— BEGIN Data records —

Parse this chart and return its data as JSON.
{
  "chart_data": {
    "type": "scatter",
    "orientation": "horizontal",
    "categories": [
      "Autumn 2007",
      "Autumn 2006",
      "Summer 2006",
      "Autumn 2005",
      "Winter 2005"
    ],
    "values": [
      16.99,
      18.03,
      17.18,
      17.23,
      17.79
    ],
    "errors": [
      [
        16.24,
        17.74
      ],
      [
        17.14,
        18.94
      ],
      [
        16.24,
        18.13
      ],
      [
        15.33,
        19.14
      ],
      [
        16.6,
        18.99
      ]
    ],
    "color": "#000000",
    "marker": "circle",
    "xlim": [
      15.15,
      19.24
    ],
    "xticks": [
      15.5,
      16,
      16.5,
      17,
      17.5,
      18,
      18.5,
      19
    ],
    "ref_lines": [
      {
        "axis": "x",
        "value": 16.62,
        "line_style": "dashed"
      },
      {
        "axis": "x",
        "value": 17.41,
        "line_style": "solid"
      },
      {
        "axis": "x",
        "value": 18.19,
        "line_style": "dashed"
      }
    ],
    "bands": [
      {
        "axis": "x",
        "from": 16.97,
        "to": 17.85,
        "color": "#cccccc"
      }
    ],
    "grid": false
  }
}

— END Data records —

What the task asks: Scan the lines above for "Autumn", then copy every one that has it.

Response to the task:
      "Autumn 2007",
      "Autumn 2006",
      "Autumn 2005",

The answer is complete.